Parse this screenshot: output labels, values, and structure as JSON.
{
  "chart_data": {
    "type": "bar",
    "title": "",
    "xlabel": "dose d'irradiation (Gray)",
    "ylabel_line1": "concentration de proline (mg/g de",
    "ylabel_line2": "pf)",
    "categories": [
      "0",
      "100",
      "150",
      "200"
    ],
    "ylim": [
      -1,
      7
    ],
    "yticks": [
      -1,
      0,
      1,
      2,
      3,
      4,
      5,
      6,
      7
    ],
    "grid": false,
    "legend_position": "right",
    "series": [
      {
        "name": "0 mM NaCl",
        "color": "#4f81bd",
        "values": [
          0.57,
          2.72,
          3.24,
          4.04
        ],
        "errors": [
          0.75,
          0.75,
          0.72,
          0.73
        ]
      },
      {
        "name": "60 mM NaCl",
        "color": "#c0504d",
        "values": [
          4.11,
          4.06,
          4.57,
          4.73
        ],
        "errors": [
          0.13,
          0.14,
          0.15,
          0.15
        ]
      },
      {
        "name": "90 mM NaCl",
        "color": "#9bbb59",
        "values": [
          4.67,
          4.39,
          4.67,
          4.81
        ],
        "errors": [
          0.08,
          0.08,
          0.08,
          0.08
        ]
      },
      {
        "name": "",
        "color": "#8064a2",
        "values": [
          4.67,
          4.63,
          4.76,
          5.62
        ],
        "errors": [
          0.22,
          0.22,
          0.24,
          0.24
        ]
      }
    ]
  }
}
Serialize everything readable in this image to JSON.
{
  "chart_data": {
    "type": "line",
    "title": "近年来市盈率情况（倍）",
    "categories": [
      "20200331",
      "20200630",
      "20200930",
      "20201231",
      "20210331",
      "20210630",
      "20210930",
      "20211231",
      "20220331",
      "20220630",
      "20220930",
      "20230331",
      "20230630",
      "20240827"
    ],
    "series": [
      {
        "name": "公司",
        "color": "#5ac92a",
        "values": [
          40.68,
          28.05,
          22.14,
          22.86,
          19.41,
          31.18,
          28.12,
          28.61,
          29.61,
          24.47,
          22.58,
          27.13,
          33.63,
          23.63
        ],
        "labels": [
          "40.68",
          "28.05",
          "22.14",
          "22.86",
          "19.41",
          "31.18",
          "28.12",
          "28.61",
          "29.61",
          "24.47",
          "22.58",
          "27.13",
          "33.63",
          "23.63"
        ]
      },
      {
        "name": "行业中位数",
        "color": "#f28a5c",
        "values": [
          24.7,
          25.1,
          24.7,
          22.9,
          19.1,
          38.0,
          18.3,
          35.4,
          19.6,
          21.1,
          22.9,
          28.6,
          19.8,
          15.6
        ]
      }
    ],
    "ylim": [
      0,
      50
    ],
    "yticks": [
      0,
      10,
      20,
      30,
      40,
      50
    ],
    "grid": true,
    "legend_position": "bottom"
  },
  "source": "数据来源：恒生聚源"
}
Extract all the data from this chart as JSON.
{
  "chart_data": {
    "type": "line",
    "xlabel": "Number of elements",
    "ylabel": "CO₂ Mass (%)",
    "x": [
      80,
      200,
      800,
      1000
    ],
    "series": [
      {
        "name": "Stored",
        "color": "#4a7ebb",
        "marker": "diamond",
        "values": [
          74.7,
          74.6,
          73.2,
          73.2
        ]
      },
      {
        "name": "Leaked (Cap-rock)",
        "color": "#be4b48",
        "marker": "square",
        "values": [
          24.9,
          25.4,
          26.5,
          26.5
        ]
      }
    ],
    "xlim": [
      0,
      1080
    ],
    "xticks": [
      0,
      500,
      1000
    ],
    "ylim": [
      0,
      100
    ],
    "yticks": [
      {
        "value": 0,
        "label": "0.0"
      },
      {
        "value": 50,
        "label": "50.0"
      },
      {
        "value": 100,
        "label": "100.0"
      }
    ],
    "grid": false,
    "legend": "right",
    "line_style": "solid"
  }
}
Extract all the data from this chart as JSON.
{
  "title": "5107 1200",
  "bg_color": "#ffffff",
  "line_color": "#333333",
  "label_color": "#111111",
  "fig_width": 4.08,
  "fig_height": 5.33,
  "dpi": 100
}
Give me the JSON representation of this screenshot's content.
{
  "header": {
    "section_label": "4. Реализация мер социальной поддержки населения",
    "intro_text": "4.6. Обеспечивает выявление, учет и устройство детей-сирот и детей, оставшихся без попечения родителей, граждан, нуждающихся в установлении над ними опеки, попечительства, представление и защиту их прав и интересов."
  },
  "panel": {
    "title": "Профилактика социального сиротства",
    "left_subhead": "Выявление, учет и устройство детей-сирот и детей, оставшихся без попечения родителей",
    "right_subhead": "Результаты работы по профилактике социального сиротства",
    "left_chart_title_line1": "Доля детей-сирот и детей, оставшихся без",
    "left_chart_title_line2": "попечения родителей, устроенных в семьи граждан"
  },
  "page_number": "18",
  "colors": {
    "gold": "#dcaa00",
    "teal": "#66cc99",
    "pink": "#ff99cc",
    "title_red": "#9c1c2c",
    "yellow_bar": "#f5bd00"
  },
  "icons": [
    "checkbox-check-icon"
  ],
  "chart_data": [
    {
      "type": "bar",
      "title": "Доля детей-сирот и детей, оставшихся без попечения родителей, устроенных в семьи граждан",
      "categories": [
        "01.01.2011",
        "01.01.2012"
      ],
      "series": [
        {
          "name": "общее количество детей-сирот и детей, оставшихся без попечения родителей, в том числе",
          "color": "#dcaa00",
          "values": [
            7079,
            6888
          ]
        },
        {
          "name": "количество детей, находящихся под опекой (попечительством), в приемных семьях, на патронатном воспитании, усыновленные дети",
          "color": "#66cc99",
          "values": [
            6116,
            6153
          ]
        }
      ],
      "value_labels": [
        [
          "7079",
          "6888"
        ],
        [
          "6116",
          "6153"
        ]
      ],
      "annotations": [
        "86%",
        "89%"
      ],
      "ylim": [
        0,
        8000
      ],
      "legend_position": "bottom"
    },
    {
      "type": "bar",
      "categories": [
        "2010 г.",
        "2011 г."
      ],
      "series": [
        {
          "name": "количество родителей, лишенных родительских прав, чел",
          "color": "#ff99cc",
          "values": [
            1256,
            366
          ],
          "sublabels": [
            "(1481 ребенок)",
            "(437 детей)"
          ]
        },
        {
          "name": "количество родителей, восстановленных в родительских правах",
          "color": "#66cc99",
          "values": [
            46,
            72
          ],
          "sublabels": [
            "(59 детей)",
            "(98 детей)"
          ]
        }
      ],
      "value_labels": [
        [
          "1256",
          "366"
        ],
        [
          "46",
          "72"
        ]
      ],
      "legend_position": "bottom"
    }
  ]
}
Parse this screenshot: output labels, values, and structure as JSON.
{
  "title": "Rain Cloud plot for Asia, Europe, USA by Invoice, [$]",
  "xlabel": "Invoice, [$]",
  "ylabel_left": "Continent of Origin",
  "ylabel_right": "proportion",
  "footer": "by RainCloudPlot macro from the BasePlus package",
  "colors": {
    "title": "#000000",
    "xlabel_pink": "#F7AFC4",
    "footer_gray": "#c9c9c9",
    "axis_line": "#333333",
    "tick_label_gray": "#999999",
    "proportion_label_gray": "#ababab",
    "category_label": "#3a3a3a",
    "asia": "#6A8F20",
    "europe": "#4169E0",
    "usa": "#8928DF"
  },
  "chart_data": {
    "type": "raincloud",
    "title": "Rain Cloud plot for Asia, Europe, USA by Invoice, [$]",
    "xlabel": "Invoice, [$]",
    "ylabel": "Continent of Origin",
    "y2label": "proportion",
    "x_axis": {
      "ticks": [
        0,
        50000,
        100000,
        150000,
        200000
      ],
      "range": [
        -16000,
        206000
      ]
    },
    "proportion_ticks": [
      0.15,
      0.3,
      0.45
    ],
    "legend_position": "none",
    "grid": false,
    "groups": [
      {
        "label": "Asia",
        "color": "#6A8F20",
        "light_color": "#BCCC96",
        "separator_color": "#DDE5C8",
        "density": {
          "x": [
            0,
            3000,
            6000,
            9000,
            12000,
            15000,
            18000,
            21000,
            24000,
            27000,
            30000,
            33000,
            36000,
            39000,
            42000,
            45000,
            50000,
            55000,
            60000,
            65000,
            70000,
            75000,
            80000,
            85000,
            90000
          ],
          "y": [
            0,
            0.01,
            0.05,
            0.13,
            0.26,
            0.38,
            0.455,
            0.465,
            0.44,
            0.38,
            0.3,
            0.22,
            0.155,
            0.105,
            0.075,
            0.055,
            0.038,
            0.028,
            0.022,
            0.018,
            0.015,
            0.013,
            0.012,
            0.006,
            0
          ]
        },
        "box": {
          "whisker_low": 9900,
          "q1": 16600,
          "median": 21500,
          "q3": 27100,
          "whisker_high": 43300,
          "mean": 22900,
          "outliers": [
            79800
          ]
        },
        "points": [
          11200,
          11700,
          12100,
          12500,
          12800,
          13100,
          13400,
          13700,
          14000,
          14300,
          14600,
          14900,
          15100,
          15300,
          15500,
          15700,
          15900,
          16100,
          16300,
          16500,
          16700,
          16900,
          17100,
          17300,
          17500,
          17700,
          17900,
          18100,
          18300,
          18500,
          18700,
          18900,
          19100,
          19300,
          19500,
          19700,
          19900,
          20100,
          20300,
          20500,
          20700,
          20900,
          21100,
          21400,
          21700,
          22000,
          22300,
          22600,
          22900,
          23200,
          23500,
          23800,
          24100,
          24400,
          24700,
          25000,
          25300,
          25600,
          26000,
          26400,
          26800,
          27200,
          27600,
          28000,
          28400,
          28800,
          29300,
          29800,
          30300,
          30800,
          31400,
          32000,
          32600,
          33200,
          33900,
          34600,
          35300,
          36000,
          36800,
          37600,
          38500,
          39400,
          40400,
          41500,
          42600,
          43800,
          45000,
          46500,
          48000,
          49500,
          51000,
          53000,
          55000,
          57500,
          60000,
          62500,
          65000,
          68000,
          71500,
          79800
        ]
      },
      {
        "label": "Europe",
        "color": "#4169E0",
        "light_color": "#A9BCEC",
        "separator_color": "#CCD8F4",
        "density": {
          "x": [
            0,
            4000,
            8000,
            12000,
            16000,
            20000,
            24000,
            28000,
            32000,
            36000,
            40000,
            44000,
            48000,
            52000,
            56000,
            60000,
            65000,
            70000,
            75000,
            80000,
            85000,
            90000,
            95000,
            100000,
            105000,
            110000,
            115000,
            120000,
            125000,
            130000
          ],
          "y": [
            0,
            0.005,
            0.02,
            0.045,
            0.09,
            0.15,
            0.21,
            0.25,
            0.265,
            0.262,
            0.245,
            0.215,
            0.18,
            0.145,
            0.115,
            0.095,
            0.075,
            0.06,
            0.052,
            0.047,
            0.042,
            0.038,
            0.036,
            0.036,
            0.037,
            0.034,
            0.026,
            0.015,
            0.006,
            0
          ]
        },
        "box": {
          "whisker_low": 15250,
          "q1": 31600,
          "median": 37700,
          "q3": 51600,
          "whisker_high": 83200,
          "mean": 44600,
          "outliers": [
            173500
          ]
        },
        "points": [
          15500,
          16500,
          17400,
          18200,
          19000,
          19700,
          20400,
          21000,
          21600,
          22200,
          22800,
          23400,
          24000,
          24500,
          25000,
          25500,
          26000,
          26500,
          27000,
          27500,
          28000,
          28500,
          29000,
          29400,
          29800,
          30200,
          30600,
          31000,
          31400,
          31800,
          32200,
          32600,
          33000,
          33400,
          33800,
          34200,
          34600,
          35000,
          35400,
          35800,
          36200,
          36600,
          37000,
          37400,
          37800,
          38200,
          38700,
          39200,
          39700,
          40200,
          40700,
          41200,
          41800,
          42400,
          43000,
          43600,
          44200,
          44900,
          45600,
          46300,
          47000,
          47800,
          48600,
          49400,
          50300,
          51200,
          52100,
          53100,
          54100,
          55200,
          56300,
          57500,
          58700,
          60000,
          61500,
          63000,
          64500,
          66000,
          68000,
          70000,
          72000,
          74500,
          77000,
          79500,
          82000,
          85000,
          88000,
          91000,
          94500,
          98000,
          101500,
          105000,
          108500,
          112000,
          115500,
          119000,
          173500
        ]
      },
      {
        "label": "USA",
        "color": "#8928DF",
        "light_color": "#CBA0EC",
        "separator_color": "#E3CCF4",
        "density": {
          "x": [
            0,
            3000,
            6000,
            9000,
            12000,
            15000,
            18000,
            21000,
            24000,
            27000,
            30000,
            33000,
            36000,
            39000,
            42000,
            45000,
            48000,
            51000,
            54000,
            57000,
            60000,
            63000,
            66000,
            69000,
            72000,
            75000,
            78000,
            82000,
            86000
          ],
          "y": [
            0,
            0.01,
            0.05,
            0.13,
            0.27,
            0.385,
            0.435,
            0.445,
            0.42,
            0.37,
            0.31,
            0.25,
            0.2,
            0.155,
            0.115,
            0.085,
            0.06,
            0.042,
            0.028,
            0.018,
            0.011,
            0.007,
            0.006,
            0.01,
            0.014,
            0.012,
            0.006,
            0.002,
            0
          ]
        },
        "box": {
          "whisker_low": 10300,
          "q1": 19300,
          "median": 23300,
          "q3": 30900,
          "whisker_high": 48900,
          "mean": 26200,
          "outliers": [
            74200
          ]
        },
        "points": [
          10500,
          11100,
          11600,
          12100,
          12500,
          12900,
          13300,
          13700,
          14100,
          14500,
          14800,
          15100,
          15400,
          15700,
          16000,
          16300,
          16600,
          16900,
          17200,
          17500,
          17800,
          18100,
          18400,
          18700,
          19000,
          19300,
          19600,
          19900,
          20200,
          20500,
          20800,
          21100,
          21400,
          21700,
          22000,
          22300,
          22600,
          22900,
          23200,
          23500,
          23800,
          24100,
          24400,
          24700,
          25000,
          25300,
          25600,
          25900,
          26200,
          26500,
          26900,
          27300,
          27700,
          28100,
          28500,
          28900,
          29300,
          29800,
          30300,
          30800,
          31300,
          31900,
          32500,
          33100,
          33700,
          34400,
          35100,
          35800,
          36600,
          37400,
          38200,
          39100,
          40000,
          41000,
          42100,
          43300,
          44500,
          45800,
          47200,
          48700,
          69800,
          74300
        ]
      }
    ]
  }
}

Brief. Single out each line of the records above with the string "сиротства" in it, and copy it.

Response to the exercise.
    "title": "Профилактика социального сиротства",
    "right_subhead": "Результаты работы по профилактике социального сиротства",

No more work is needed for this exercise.